:: WHAT THE TASK REQUIRES ::
Present the data once more in exactly its original form.

:: INPUT DATA ::
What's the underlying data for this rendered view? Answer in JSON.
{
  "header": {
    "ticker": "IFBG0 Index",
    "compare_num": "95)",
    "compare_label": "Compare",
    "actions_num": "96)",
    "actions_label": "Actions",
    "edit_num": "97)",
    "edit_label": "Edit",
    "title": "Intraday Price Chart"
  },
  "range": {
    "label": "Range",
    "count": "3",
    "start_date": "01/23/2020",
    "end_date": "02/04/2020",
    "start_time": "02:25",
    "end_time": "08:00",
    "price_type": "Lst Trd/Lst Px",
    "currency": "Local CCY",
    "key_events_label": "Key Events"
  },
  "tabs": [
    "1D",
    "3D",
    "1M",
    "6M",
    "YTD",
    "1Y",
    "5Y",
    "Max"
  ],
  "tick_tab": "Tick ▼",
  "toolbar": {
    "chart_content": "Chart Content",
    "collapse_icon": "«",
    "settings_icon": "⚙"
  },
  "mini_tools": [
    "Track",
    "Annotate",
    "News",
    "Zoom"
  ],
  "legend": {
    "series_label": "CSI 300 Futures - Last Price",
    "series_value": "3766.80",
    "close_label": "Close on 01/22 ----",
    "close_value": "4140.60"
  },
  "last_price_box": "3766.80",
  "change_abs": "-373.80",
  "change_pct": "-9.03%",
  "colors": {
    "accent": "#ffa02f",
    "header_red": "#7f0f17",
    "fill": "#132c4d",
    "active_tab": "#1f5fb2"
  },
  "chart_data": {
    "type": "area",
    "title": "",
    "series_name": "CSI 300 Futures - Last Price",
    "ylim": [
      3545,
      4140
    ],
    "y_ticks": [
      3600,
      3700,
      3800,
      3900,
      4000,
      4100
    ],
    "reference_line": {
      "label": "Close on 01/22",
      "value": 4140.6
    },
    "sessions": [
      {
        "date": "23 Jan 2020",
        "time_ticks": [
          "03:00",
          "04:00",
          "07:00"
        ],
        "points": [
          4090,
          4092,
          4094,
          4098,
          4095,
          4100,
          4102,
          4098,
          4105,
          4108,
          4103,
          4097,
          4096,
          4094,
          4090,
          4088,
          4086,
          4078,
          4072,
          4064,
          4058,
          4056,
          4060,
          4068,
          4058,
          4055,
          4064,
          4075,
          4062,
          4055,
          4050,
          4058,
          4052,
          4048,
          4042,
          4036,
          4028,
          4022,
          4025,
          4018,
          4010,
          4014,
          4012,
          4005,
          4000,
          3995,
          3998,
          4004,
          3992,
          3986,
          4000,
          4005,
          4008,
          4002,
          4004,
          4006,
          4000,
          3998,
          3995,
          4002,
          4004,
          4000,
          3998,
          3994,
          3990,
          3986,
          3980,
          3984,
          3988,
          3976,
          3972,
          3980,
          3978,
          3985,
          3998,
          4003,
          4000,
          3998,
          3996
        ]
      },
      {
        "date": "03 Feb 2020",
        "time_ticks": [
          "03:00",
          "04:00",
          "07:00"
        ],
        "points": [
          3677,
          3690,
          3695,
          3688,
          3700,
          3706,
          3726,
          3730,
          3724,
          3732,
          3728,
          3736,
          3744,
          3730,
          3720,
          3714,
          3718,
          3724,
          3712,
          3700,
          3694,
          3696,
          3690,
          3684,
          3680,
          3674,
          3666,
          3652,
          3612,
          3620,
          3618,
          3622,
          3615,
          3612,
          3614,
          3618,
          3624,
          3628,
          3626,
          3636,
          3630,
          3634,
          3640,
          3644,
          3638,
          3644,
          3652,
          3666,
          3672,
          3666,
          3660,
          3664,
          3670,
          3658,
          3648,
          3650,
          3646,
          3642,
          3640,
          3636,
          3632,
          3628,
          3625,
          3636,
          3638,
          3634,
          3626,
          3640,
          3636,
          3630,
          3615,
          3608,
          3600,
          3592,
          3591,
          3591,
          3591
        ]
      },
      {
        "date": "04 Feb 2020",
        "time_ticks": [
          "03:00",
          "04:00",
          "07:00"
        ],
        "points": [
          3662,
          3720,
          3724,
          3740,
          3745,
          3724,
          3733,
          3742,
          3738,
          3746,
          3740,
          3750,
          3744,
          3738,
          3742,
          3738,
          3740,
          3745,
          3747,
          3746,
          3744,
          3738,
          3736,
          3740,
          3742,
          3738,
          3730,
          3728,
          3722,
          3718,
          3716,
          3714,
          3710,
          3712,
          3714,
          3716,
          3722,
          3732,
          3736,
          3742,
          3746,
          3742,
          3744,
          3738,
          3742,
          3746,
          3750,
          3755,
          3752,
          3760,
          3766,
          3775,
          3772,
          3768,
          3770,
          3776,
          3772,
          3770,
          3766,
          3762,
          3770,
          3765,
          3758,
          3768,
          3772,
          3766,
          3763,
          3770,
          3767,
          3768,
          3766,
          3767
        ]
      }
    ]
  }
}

:: FINISHED TASK ::
What's the underlying data for this rendered view? Answer in JSON.
{
  "header": {
    "ticker": "IFBG0 Index",
    "compare_num": "95)",
    "compare_label": "Compare",
    "actions_num": "96)",
    "actions_label": "Actions",
    "edit_num": "97)",
    "edit_label": "Edit",
    "title": "Intraday Price Chart"
  },
  "range": {
    "label": "Range",
    "count": "3",
    "start_date": "01/23/2020",
    "end_date": "02/04/2020",
    "start_time": "02:25",
    "end_time": "08:00",
    "price_type": "Lst Trd/Lst Px",
    "currency": "Local CCY",
    "key_events_label": "Key Events"
  },
  "tabs": [
    "1D",
    "3D",
    "1M",
    "6M",
    "YTD",
    "1Y",
    "5Y",
    "Max"
  ],
  "tick_tab": "Tick ▼",
  "toolbar": {
    "chart_content": "Chart Content",
    "collapse_icon": "«",
    "settings_icon": "⚙"
  },
  "mini_tools": [
    "Track",
    "Annotate",
    "News",
    "Zoom"
  ],
  "legend": {
    "series_label": "CSI 300 Futures - Last Price",
    "series_value": "3766.80",
    "close_label": "Close on 01/22 ----",
    "close_value": "4140.60"
  },
  "last_price_box": "3766.80",
  "change_abs": "-373.80",
  "change_pct": "-9.03%",
  "colors": {
    "accent": "#ffa02f",
    "header_red": "#7f0f17",
    "fill": "#132c4d",
    "active_tab": "#1f5fb2"
  },
  "chart_data": {
    "type": "area",
    "title": "",
    "series_name": "CSI 300 Futures - Last Price",
    "ylim": [
      3545,
      4140
    ],
    "y_ticks": [
      3600,
      3700,
      3800,
      3900,
      4000,
      4100
    ],
    "reference_line": {
      "label": "Close on 01/22",
      "value": 4140.6
    },
    "sessions": [
      {
        "date": "23 Jan 2020",
        "time_ticks": [
          "03:00",
          "04:00",
          "07:00"
        ],
        "points": [
          4090,
          4092,
          4094,
          4098,
          4095,
          4100,
          4102,
          4098,
          4105,
          4108,
          4103,
          4097,
          4096,
          4094,
          4090,
          4088,
          4086,
          4078,
          4072,
          4064,
          4058,
          4056,
          4060,
          4068,
          4058,
          4055,
          4064,
          4075,
          4062,
          4055,
          4050,
          4058,
          4052,
          4048,
          4042,
          4036,
          4028,
          4022,
          4025,
          4018,
          4010,
          4014,
          4012,
          4005,
          4000,
          3995,
          3998,
          4004,
          3992,
          3986,
          4000,
          4005,
          4008,
          4002,
          4004,
          4006,
          4000,
          3998,
          3995,
          4002,
          4004,
          4000,
          3998,
          3994,
          3990,
          3986,
          3980,
          3984,
          3988,
          3976,
          3972,
          3980,
          3978,
          3985,
          3998,
          4003,
          4000,
          3998,
          3996
        ]
      },
      {
        "date": "03 Feb 2020",
        "time_ticks": [
          "03:00",
          "04:00",
          "07:00"
        ],
        "points": [
          3677,
          3690,
          3695,
          3688,
          3700,
          3706,
          3726,
          3730,
          3724,
          3732,
          3728,
          3736,
          3744,
          3730,
          3720,
          3714,
          3718,
          3724,
          3712,
          3700,
          3694,
          3696,
          3690,
          3684,
          3680,
          3674,
          3666,
          3652,
          3612,
          3620,
          3618,
          3622,
          3615,
          3612,
          3614,
          3618,
          3624,
          3628,
          3626,
          3636,
          3630,
          3634,
          3640,
          3644,
          3638,
          3644,
          3652,
          3666,
          3672,
          3666,
          3660,
          3664,
          3670,
          3658,
          3648,
          3650,
          3646,
          3642,
          3640,
          3636,
          3632,
          3628,
          3625,
          3636,
          3638,
          3634,
          3626,
          3640,
          3636,
          3630,
          3615,
          3608,
          3600,
          3592,
          3591,
          3591,
          3591
        ]
      },
      {
        "date": "04 Feb 2020",
        "time_ticks": [
          "03:00",
          "04:00",
          "07:00"
        ],
        "points": [
          3662,
          3720,
          3724,
          3740,
          3745,
          3724,
          3733,
          3742,
          3738,
          3746,
          3740,
          3750,
          3744,
          3738,
          3742,
          3738,
          3740,
          3745,
          3747,
          3746,
          3744,
          3738,
          3736,
          3740,
          3742,
          3738,
          3730,
          3728,
          3722,
          3718,
          3716,
          3714,
          3710,
          3712,
          3714,
          3716,
          3722,
          3732,
          3736,
          3742,
          3746,
          3742,
          3744,
          3738,
          3742,
          3746,
          3750,
          3755,
          3752,
          3760,
          3766,
          3775,
          3772,
          3768,
          3770,
          3776,
          3772,
          3770,
          3766,
          3762,
          3770,
          3765,
          3758,
          3768,
          3772,
          3766,
          3763,
          3770,
          3767,
          3768,
          3766,
          3767
        ]
      }
    ]
  }
}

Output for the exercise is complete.